-- TASK TO COMPLETE --
State how many lines in the listing below include the word "screenshot", and add nothing besides the number.

--- Start of RECORDS SHOWN ---

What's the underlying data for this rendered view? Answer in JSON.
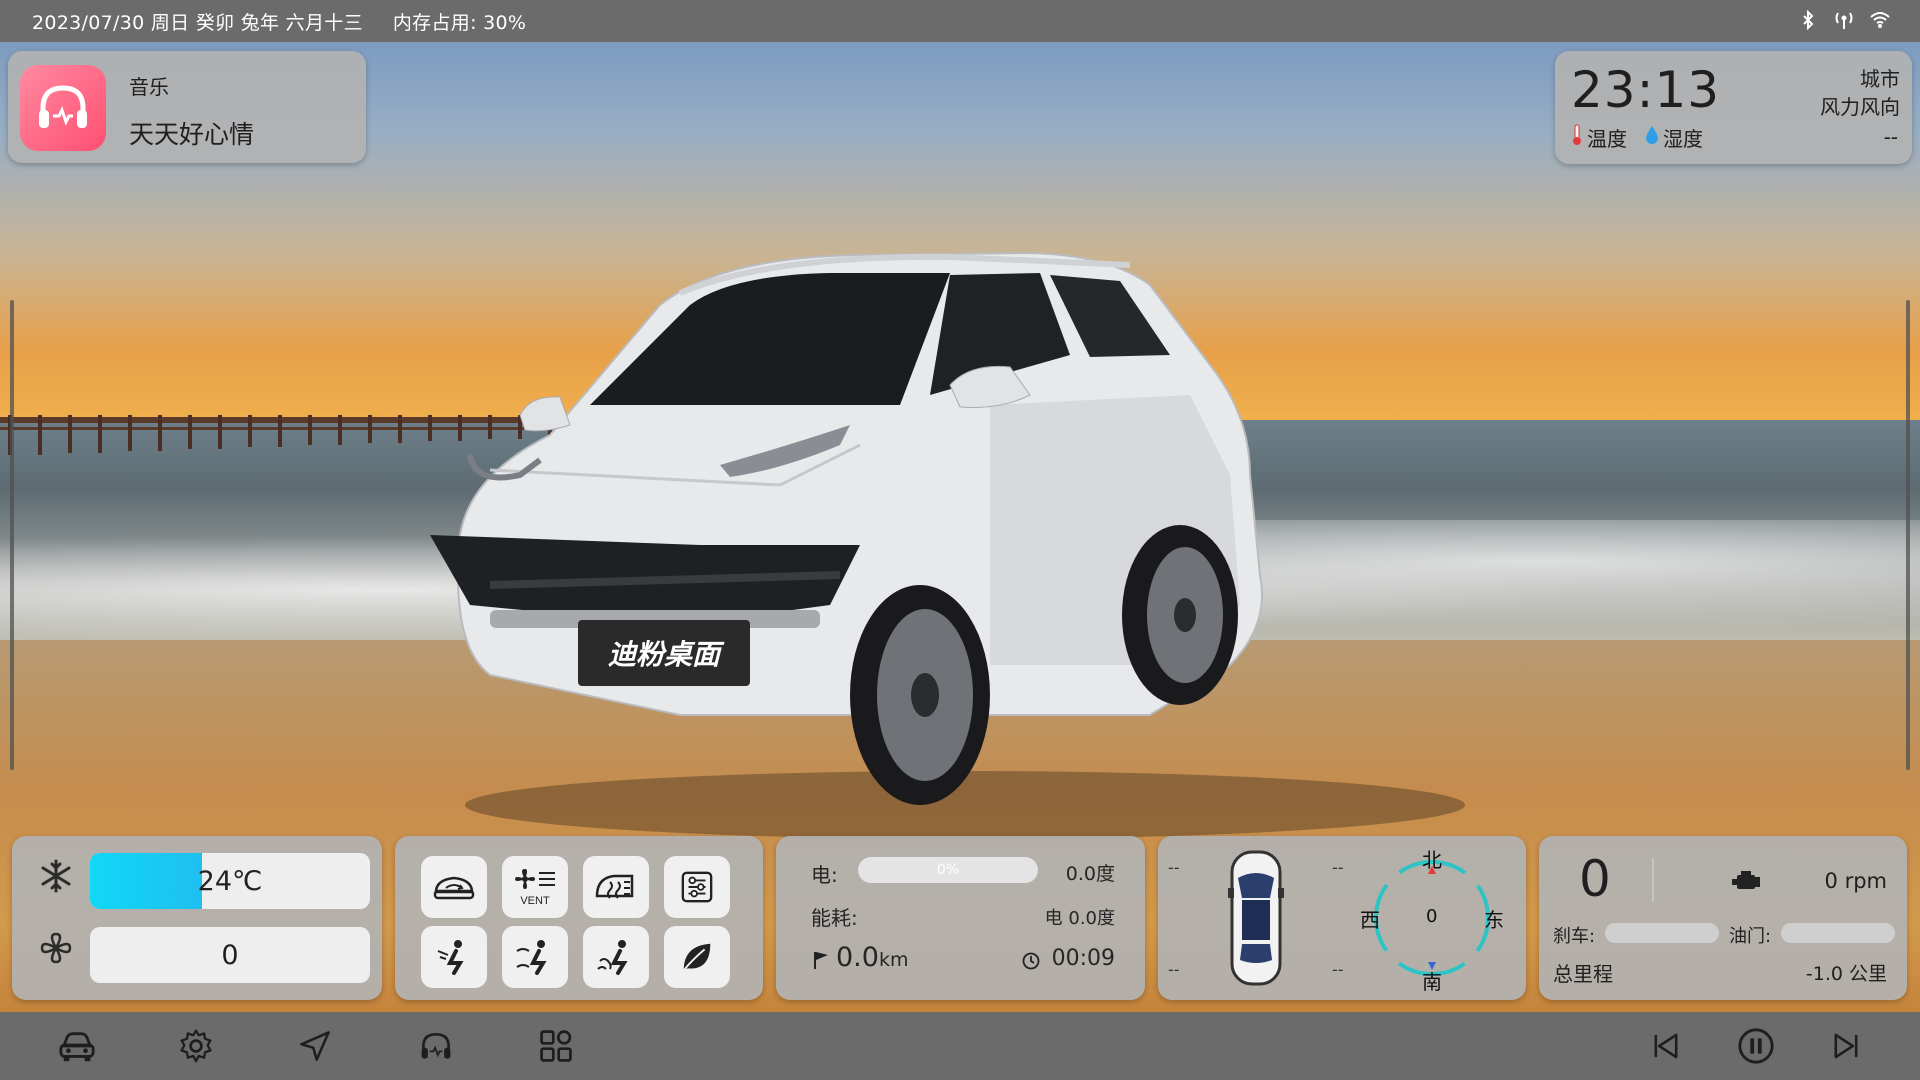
{
  "status_bar": {
    "datetime": "2023/07/30 周日 癸卯 兔年 六月十三",
    "memory": "内存占用: 30%",
    "icons": [
      "bluetooth-icon",
      "signal-icon",
      "wifi-icon"
    ]
  },
  "music": {
    "title": "音乐",
    "song": "天天好心情",
    "icon": "headphones-icon",
    "accent": "#ff5b7a"
  },
  "weather": {
    "time": "23:13",
    "city": "城市",
    "wind": "风力风向",
    "temp_label": "温度",
    "humidity_label": "湿度",
    "value": "--"
  },
  "car": {
    "badge": "迪粉桌面"
  },
  "climate": {
    "temperature": "24℃",
    "temperature_fill_percent": 40,
    "fan_speed": "0",
    "accent": "#18d2f5"
  },
  "controls": {
    "buttons": [
      {
        "name": "recirculation-button",
        "icon": "car-recirculation-icon"
      },
      {
        "name": "vent-button",
        "icon": "vent-icon",
        "label": "VENT"
      },
      {
        "name": "defrost-button",
        "icon": "defrost-icon"
      },
      {
        "name": "settings-sliders-button",
        "icon": "sliders-icon"
      },
      {
        "name": "seat-face-button",
        "icon": "seat-face-icon"
      },
      {
        "name": "seat-face-feet-button",
        "icon": "seat-face-feet-icon"
      },
      {
        "name": "seat-feet-button",
        "icon": "seat-feet-icon"
      },
      {
        "name": "eco-button",
        "icon": "leaf-icon"
      }
    ]
  },
  "energy": {
    "electric_label": "电:",
    "battery_percent_text": "0%",
    "battery_percent": 0,
    "electric_value": "0.0度",
    "consumption_label": "能耗:",
    "consumption_value": "电 0.0度",
    "distance": "0.0",
    "distance_unit": "km",
    "trip_time": "00:09"
  },
  "compass": {
    "tire_fl": "--",
    "tire_fr": "--",
    "tire_rl": "--",
    "tire_rr": "--",
    "north": "北",
    "south": "南",
    "east": "东",
    "west": "西",
    "heading": "0"
  },
  "engine": {
    "speed": "0",
    "rpm": "0 rpm",
    "brake_label": "刹车:",
    "throttle_label": "油门:",
    "odometer_label": "总里程",
    "odometer_value": "-1.0 公里",
    "brake_level": 0,
    "throttle_level": 0
  },
  "navbar": {
    "left_buttons": [
      "car-icon",
      "settings-icon",
      "navigation-icon",
      "headphones-icon",
      "apps-icon"
    ],
    "right_buttons": [
      "previous-icon",
      "pause-icon",
      "next-icon"
    ]
  }
}
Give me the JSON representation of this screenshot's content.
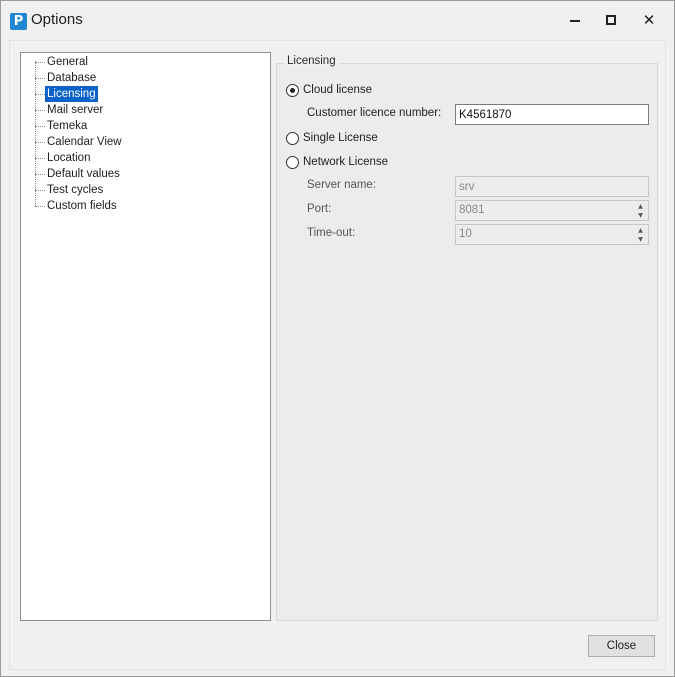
{
  "window": {
    "title": "Options",
    "app_icon_letter": "P",
    "controls": {
      "minimize": "minimize-icon",
      "maximize": "maximize-icon",
      "close_glyph": "✕"
    }
  },
  "tree": {
    "items": [
      {
        "label": "General"
      },
      {
        "label": "Database"
      },
      {
        "label": "Licensing",
        "selected": true
      },
      {
        "label": "Mail server"
      },
      {
        "label": "Temeka"
      },
      {
        "label": "Calendar View"
      },
      {
        "label": "Location"
      },
      {
        "label": "Default values"
      },
      {
        "label": "Test cycles"
      },
      {
        "label": "Custom fields"
      }
    ]
  },
  "licensing": {
    "group_title": "Licensing",
    "cloud_license_label": "Cloud license",
    "customer_licence_label": "Customer licence number:",
    "customer_licence_value": "K4561870",
    "single_license_label": "Single License",
    "network_license_label": "Network License",
    "server_name_label": "Server name:",
    "server_name_value": "srv",
    "port_label": "Port:",
    "port_value": "8081",
    "timeout_label": "Time-out:",
    "timeout_value": "10",
    "selected_option": "Cloud license"
  },
  "footer": {
    "close_label": "Close"
  },
  "colors": {
    "selection": "#0a63c9",
    "app_icon": "#1f86d1"
  }
}
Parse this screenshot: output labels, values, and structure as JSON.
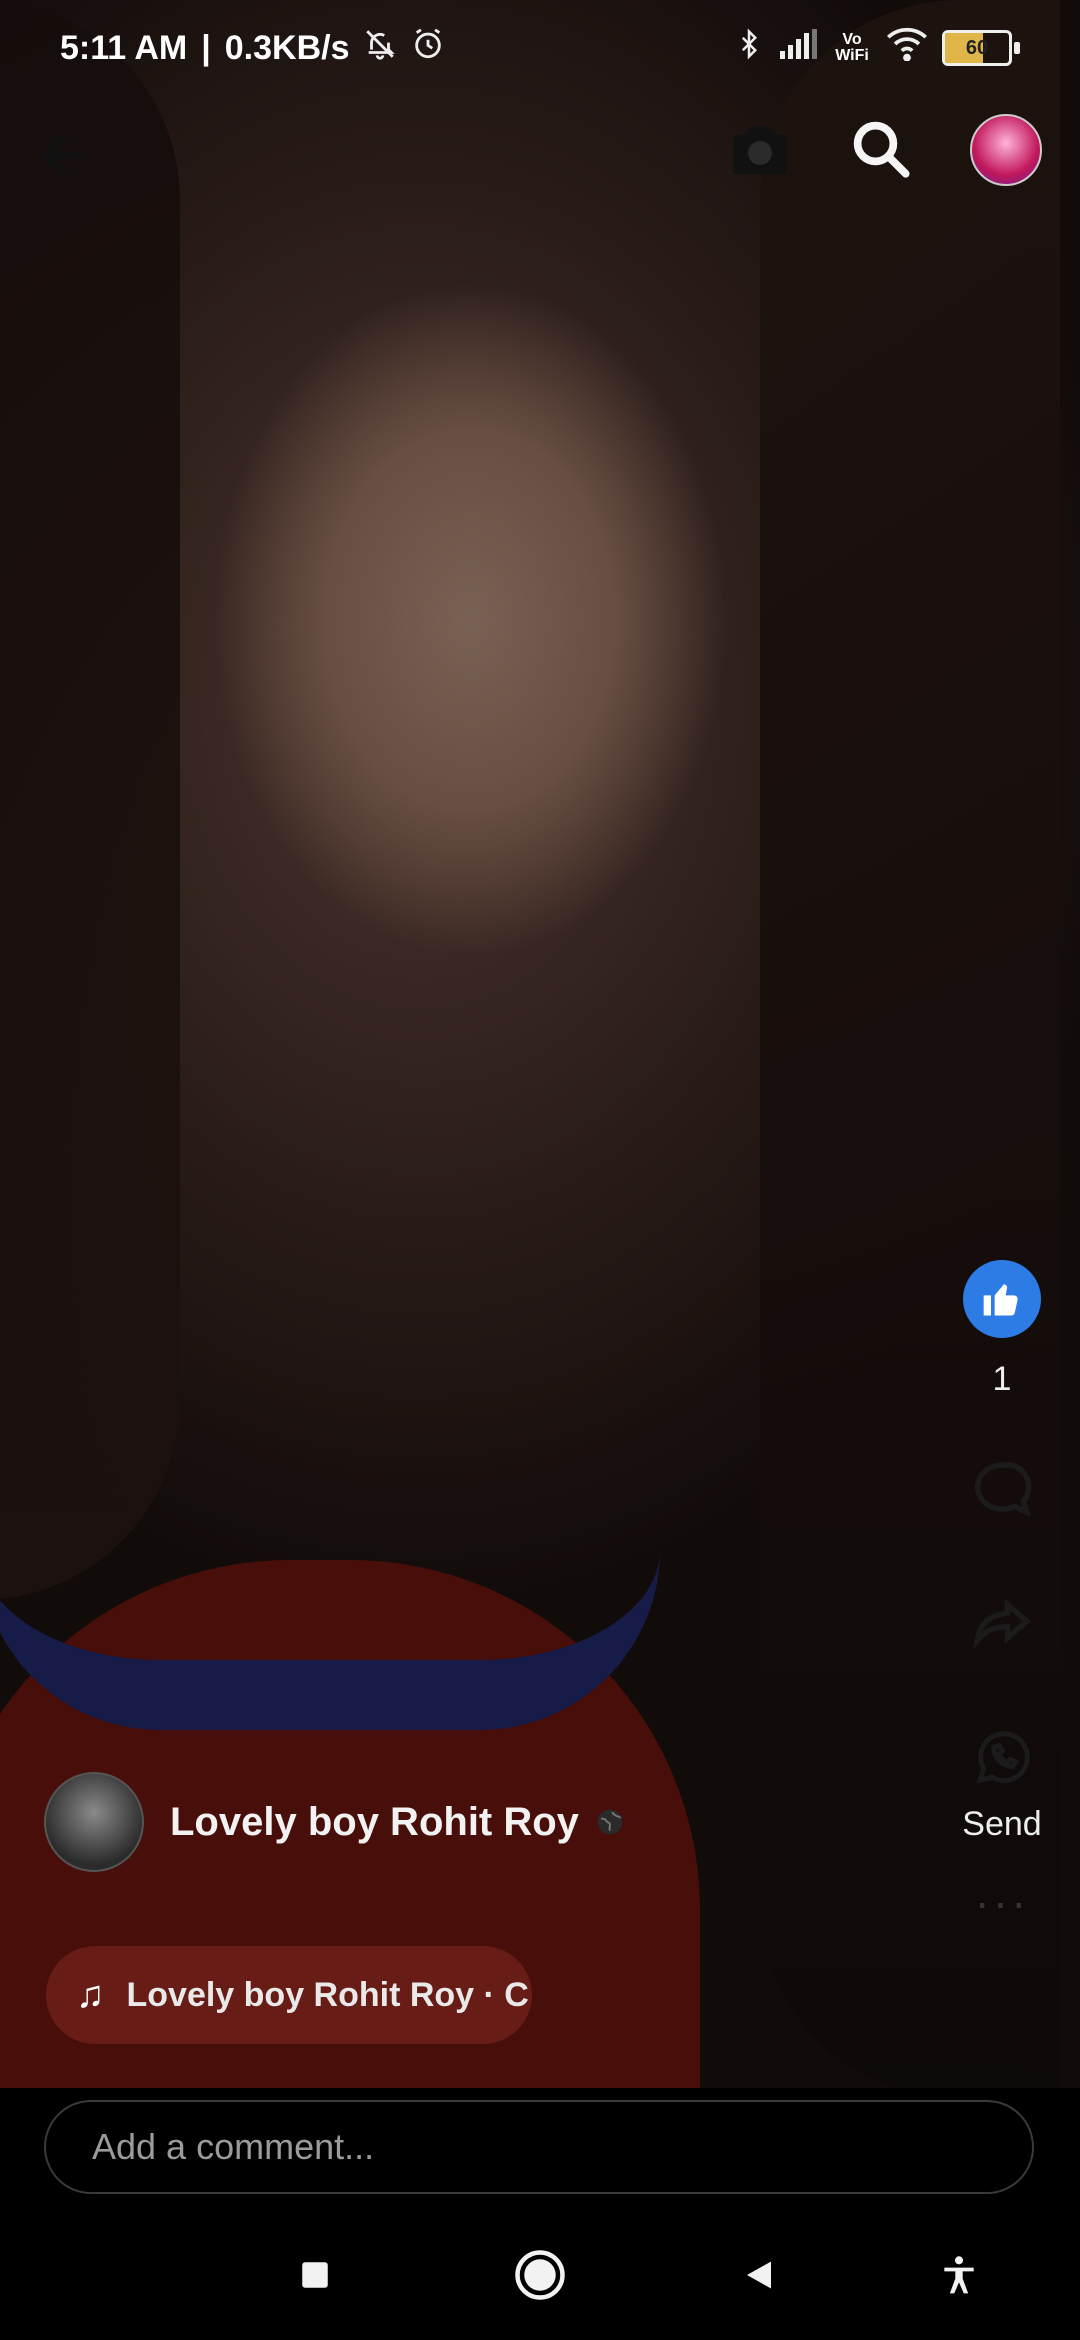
{
  "status_bar": {
    "time": "5:11 AM",
    "separator": "|",
    "speed": "0.3KB/s",
    "network_label": "Vo WiFi",
    "battery_level": "60",
    "battery_fraction": 0.6
  },
  "top_bar": {
    "icons": [
      "back-arrow-icon",
      "camera-icon",
      "search-icon",
      "profile-avatar"
    ]
  },
  "actions": {
    "like_count": "1",
    "send_label": "Send"
  },
  "post": {
    "author": "Lovely boy Rohit Roy",
    "music_text": "Lovely boy Rohit Roy · C"
  },
  "comment": {
    "placeholder": "Add a comment..."
  },
  "colors": {
    "like_blue": "#2d7be5",
    "music_pill": "#6e1e19",
    "battery_fill": "#e0b64b"
  }
}
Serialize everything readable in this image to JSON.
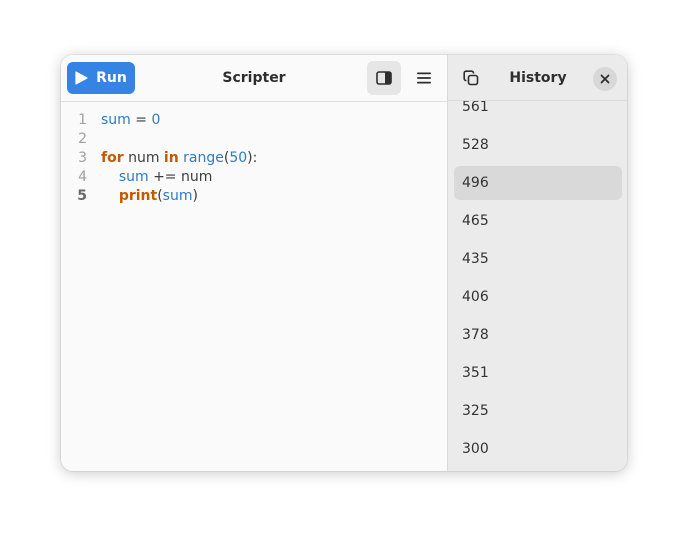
{
  "app": {
    "title": "Scripter",
    "run_label": "Run"
  },
  "editor": {
    "lines": [
      {
        "n": "1",
        "tokens": [
          [
            "var",
            "sum"
          ],
          [
            "plain",
            " = "
          ],
          [
            "num",
            "0"
          ]
        ]
      },
      {
        "n": "2",
        "tokens": []
      },
      {
        "n": "3",
        "tokens": [
          [
            "kw",
            "for"
          ],
          [
            "plain",
            " num "
          ],
          [
            "kw",
            "in"
          ],
          [
            "plain",
            " "
          ],
          [
            "builtin",
            "range"
          ],
          [
            "plain",
            "("
          ],
          [
            "num",
            "50"
          ],
          [
            "plain",
            "):"
          ]
        ]
      },
      {
        "n": "4",
        "tokens": [
          [
            "plain",
            "    "
          ],
          [
            "var",
            "sum"
          ],
          [
            "plain",
            " += num"
          ]
        ]
      },
      {
        "n": "5",
        "tokens": [
          [
            "plain",
            "    "
          ],
          [
            "func",
            "print"
          ],
          [
            "plain",
            "("
          ],
          [
            "var",
            "sum"
          ],
          [
            "plain",
            ")"
          ]
        ]
      }
    ],
    "current_line": "5"
  },
  "sidebar": {
    "title": "History",
    "items": [
      "561",
      "528",
      "496",
      "465",
      "435",
      "406",
      "378",
      "351",
      "325",
      "300"
    ],
    "selected": "496"
  },
  "icons": {
    "run": "play-icon",
    "sidebar_toggle": "sidebar-panel-icon",
    "menu": "hamburger-menu-icon",
    "copy": "copy-icon",
    "close": "close-icon"
  },
  "colors": {
    "accent": "#3584e4",
    "keyword": "#c25b00",
    "identifier": "#2f7bc0"
  }
}
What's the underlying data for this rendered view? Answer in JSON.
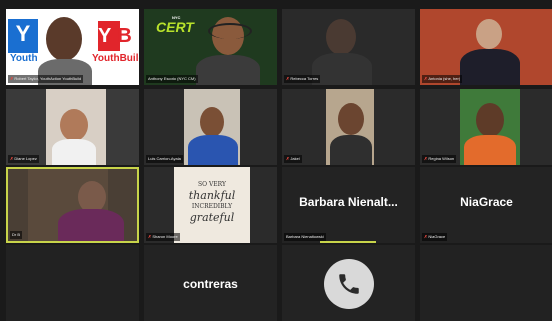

--- End of RECORDS SHOWN ---

-- SOLUTION TO THIS PROBLEM --
2